**Records supplied**
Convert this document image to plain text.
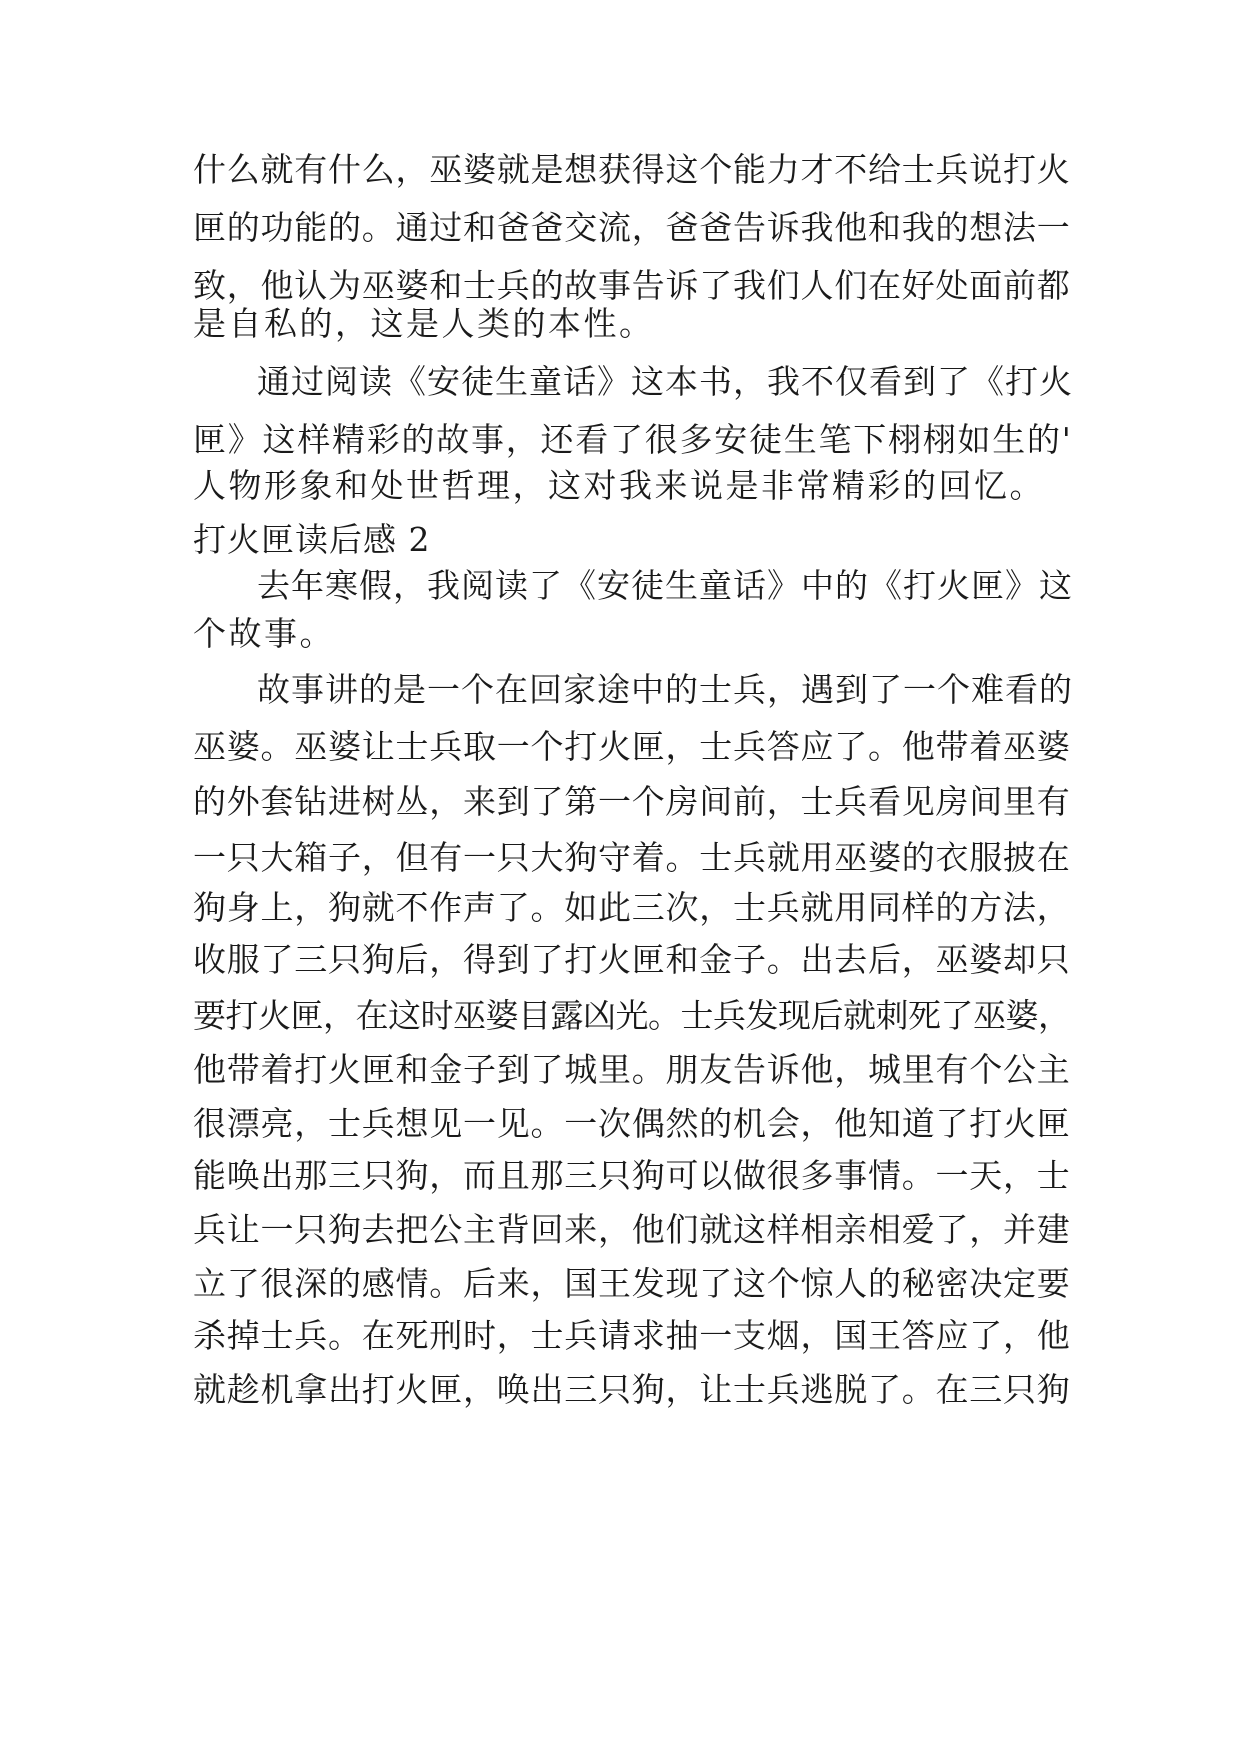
什么就有什么，巫婆就是想获得这个能力才不给士兵说打火
匣的功能的。通过和爸爸交流，爸爸告诉我他和我的想法一
致，他认为巫婆和士兵的故事告诉了我们人们在好处面前都
是自私的，这是人类的本性。
通过阅读《安徒生童话》这本书，我不仅看到了《打火
匣》这样精彩的故事，还看了很多安徒生笔下栩栩如生的'
人物形象和处世哲理，这对我来说是非常精彩的回忆。
打火匣读后感 2
去年寒假，我阅读了《安徒生童话》中的《打火匣》这
个故事。
故事讲的是一个在回家途中的士兵，遇到了一个难看的
巫婆。巫婆让士兵取一个打火匣，士兵答应了。他带着巫婆
的外套钻进树丛，来到了第一个房间前，士兵看见房间里有
一只大箱子，但有一只大狗守着。士兵就用巫婆的衣服披在
狗身上，狗就不作声了。如此三次，士兵就用同样的方法，
收服了三只狗后，得到了打火匣和金子。出去后，巫婆却只
要打火匣，在这时巫婆目露凶光。士兵发现后就刺死了巫婆，
他带着打火匣和金子到了城里。朋友告诉他，城里有个公主
很漂亮，士兵想见一见。一次偶然的机会，他知道了打火匣
能唤出那三只狗，而且那三只狗可以做很多事情。一天，士
兵让一只狗去把公主背回来，他们就这样相亲相爱了，并建
立了很深的感情。后来，国王发现了这个惊人的秘密决定要
杀掉士兵。在死刑时，士兵请求抽一支烟，国王答应了，他
就趁机拿出打火匣，唤出三只狗，让士兵逃脱了。在三只狗
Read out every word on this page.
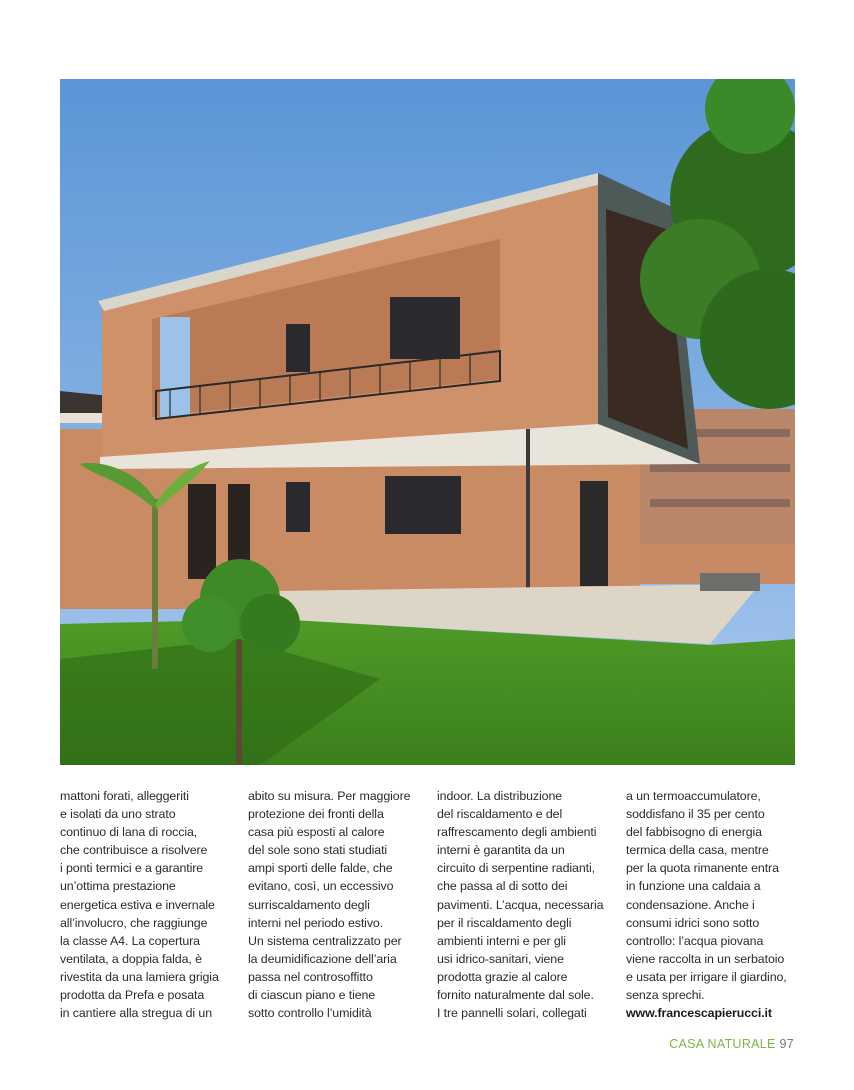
mattoni forati, alleggeriti
e isolati da uno strato
continuo di lana di roccia,
che contribuisce a risolvere
i ponti termici e a garantire
un’ottima prestazione
energetica estiva e invernale
all’involucro, che raggiunge
la classe A4. La copertura
ventilata, a doppia falda, è
rivestita da una lamiera grigia
prodotta da Prefa e posata
in cantiere alla stregua di un
abito su misura. Per maggiore
protezione dei fronti della
casa più esposti al calore
del sole sono stati studiati
ampi sporti delle falde, che
evitano, così, un eccessivo
surriscaldamento degli
interni nel periodo estivo.
Un sistema centralizzato per
la deumidificazione dell’aria
passa nel controsoffitto
di ciascun piano e tiene
sotto controllo l’umidità
indoor. La distribuzione
del riscaldamento e del
raffrescamento degli ambienti
interni è garantita da un
circuito di serpentine radianti,
che passa al di sotto dei
pavimenti. L’acqua, necessaria
per il riscaldamento degli
ambienti interni e per gli
usi idrico-sanitari, viene
prodotta grazie al calore
fornito naturalmente dal sole.
I tre pannelli solari, collegati
a un termoaccumulatore,
soddisfano il 35 per cento
del fabbisogno di energia
termica della casa, mentre
per la quota rimanente entra
in funzione una caldaia a
condensazione. Anche i
consumi idrici sono sotto
controllo: l’acqua piovana
viene raccolta in un serbatoio
e usata per irrigare il giardino,
senza sprechi.
www.francescapierucci.it
CASA NATURALE 97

**What to do**
Print each line of the material above exactly, with the pictures removed from your copy.

**Response**
Convert this document image to plain text.
什么就有什么，巫婆就是想获得这个能力才不给士兵说打火
匣的功能的。通过和爸爸交流，爸爸告诉我他和我的想法一
致，他认为巫婆和士兵的故事告诉了我们人们在好处面前都
是自私的，这是人类的本性。
通过阅读《安徒生童话》这本书，我不仅看到了《打火
匣》这样精彩的故事，还看了很多安徒生笔下栩栩如生的'
人物形象和处世哲理，这对我来说是非常精彩的回忆。
打火匣读后感 2
去年寒假，我阅读了《安徒生童话》中的《打火匣》这
个故事。
故事讲的是一个在回家途中的士兵，遇到了一个难看的
巫婆。巫婆让士兵取一个打火匣，士兵答应了。他带着巫婆
的外套钻进树丛，来到了第一个房间前，士兵看见房间里有
一只大箱子，但有一只大狗守着。士兵就用巫婆的衣服披在
狗身上，狗就不作声了。如此三次，士兵就用同样的方法，
收服了三只狗后，得到了打火匣和金子。出去后，巫婆却只
要打火匣，在这时巫婆目露凶光。士兵发现后就刺死了巫婆，
他带着打火匣和金子到了城里。朋友告诉他，城里有个公主
很漂亮，士兵想见一见。一次偶然的机会，他知道了打火匣
能唤出那三只狗，而且那三只狗可以做很多事情。一天，士
兵让一只狗去把公主背回来，他们就这样相亲相爱了，并建
立了很深的感情。后来，国王发现了这个惊人的秘密决定要
杀掉士兵。在死刑时，士兵请求抽一支烟，国王答应了，他
就趁机拿出打火匣，唤出三只狗，让士兵逃脱了。在三只狗
Read out every word on this page.
mattoni forati, alleggeriti
e isolati da uno strato
continuo di lana di roccia,
che contribuisce a risolvere
i ponti termici e a garantire
un’ottima prestazione
energetica estiva e invernale
all’involucro, che raggiunge
la classe A4. La copertura
ventilata, a doppia falda, è
rivestita da una lamiera grigia
prodotta da Prefa e posata
in cantiere alla stregua di un
abito su misura. Per maggiore
protezione dei fronti della
casa più esposti al calore
del sole sono stati studiati
ampi sporti delle falde, che
evitano, così, un eccessivo
surriscaldamento degli
interni nel periodo estivo.
Un sistema centralizzato per
la deumidificazione dell’aria
passa nel controsoffitto
di ciascun piano e tiene
sotto controllo l’umidità
indoor. La distribuzione
del riscaldamento e del
raffrescamento degli ambienti
interni è garantita da un
circuito di serpentine radianti,
che passa al di sotto dei
pavimenti. L’acqua, necessaria
per il riscaldamento degli
ambienti interni e per gli
usi idrico-sanitari, viene
prodotta grazie al calore
fornito naturalmente dal sole.
I tre pannelli solari, collegati
a un termoaccumulatore,
soddisfano il 35 per cento
del fabbisogno di energia
termica della casa, mentre
per la quota rimanente entra
in funzione una caldaia a
condensazione. Anche i
consumi idrici sono sotto
controllo: l’acqua piovana
viene raccolta in un serbatoio
e usata per irrigare il giardino,
senza sprechi.
www.francescapierucci.it
CASA NATURALE 97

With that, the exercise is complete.